ROWS:
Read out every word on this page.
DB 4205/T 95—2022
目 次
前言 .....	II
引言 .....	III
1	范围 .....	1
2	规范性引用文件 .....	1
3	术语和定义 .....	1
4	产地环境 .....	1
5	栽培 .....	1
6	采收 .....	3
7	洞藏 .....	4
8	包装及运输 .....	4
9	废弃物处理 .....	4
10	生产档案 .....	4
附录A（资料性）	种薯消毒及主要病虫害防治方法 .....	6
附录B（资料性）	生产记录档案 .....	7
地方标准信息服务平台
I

TASK INSTRUCTIONS: Reproduce the material above without altering a single character.

COMPLETE ANSWER:
Read out every word on this page.
DB 4205/T 95—2022
目 次
前言 .....	II
引言 .....	III
1	范围 .....	1
2	规范性引用文件 .....	1
3	术语和定义 .....	1
4	产地环境 .....	1
5	栽培 .....	1
6	采收 .....	3
7	洞藏 .....	4
8	包装及运输 .....	4
9	废弃物处理 .....	4
10	生产档案 .....	4
附录A（资料性）	种薯消毒及主要病虫害防治方法 .....	6
附录B（资料性）	生产记录档案 .....	7
地方标准信息服务平台
I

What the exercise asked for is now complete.